** BEGIN Data shown **

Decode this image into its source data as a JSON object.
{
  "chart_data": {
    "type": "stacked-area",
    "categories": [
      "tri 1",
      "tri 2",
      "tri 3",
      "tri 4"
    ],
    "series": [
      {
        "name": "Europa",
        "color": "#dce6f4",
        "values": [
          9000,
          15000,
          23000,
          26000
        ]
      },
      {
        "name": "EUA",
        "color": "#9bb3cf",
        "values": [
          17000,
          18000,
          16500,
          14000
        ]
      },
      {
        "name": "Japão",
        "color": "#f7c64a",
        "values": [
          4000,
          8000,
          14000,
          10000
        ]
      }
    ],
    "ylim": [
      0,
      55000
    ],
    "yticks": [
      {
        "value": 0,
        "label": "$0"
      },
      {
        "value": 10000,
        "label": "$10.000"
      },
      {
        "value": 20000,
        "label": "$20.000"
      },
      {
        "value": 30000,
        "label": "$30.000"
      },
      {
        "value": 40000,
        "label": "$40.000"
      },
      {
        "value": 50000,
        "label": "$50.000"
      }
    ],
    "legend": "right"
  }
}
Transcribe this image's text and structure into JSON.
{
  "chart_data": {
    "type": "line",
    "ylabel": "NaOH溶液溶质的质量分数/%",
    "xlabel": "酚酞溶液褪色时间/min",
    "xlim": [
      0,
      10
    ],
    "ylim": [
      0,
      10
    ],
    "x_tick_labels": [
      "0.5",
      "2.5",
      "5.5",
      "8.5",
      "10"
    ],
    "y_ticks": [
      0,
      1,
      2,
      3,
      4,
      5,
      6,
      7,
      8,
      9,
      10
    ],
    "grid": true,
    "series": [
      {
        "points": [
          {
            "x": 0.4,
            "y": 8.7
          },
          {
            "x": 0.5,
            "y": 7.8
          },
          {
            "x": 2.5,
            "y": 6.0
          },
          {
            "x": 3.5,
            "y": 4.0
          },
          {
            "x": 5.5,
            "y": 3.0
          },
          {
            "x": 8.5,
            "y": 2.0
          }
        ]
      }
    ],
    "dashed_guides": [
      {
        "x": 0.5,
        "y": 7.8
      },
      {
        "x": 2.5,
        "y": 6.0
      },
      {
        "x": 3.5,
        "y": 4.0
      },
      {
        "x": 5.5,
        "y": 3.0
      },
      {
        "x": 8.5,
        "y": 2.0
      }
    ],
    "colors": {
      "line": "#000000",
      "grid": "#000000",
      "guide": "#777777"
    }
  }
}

** END Data shown **
** BEGIN Data shown **

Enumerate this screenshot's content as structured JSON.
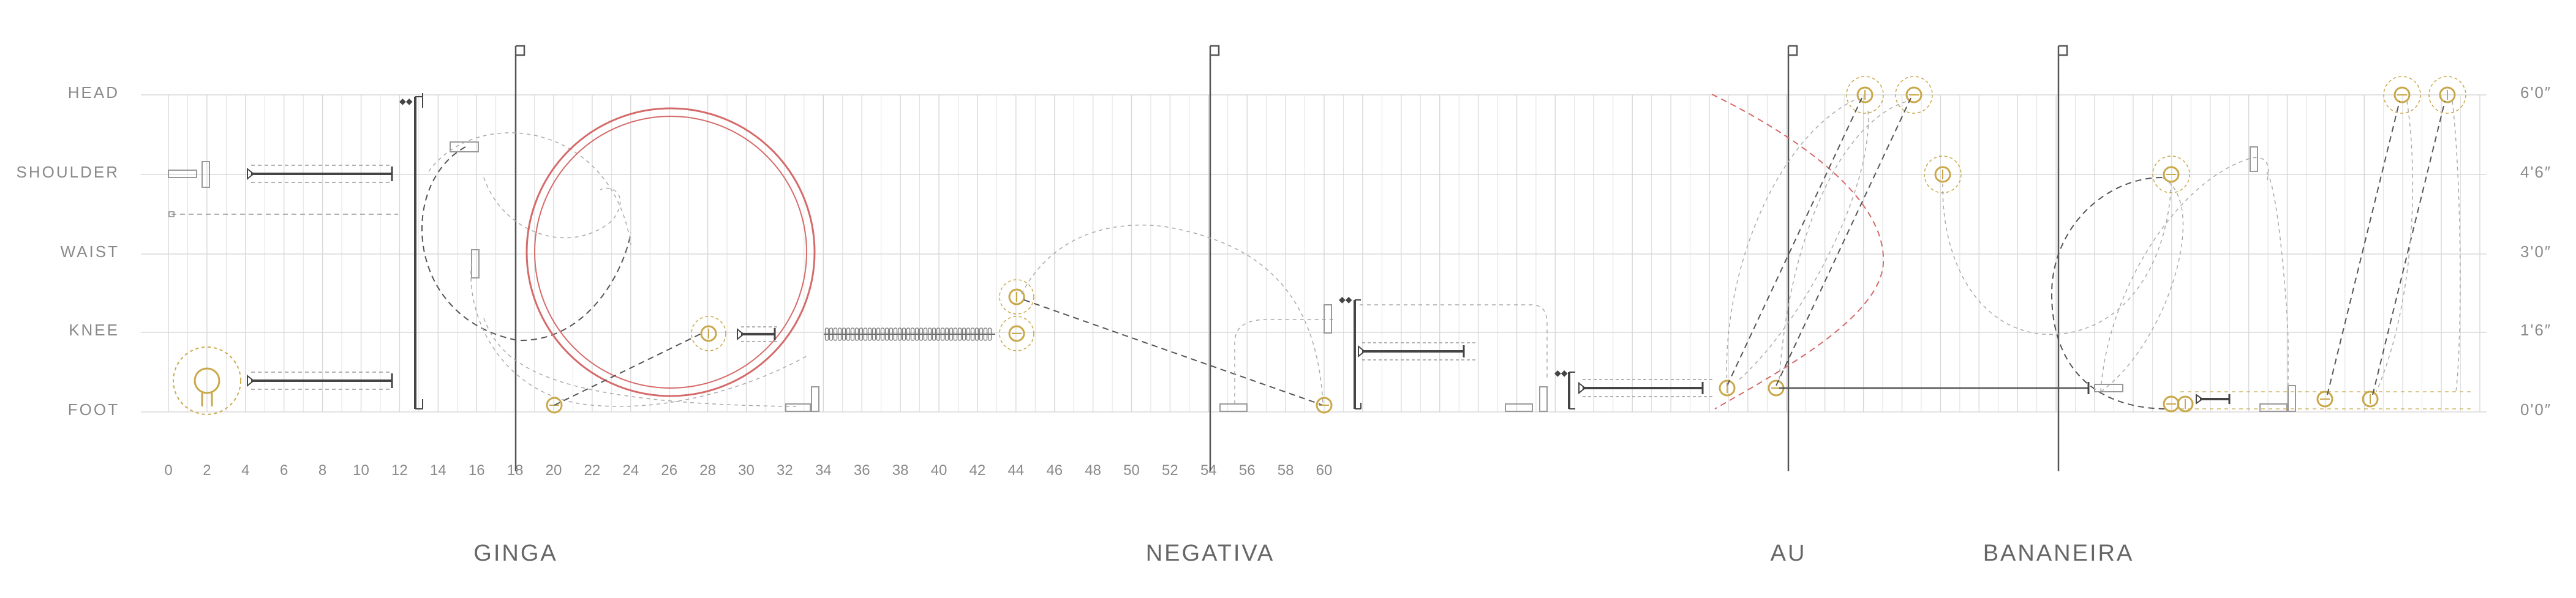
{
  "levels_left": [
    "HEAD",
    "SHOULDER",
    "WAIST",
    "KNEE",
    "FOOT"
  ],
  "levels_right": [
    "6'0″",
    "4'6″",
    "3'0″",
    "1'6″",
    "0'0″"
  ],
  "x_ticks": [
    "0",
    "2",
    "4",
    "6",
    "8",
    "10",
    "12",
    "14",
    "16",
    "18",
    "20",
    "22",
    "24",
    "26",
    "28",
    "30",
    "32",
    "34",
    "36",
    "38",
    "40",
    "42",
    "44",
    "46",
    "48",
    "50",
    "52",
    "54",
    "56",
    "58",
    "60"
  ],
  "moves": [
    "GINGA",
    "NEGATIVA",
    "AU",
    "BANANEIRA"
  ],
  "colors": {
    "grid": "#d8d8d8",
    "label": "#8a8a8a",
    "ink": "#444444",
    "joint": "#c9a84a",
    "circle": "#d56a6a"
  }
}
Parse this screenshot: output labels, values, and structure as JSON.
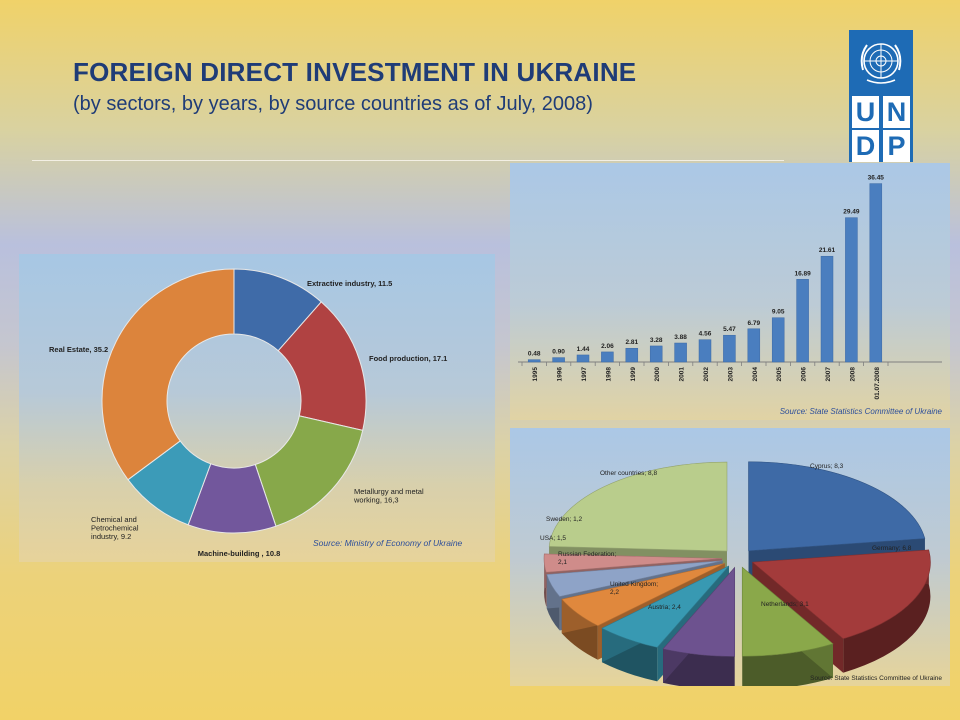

** END Data shown **

• _Required task_
Say how many lines in the records hold "image", with the number as the whole reply.

• _Reply_
2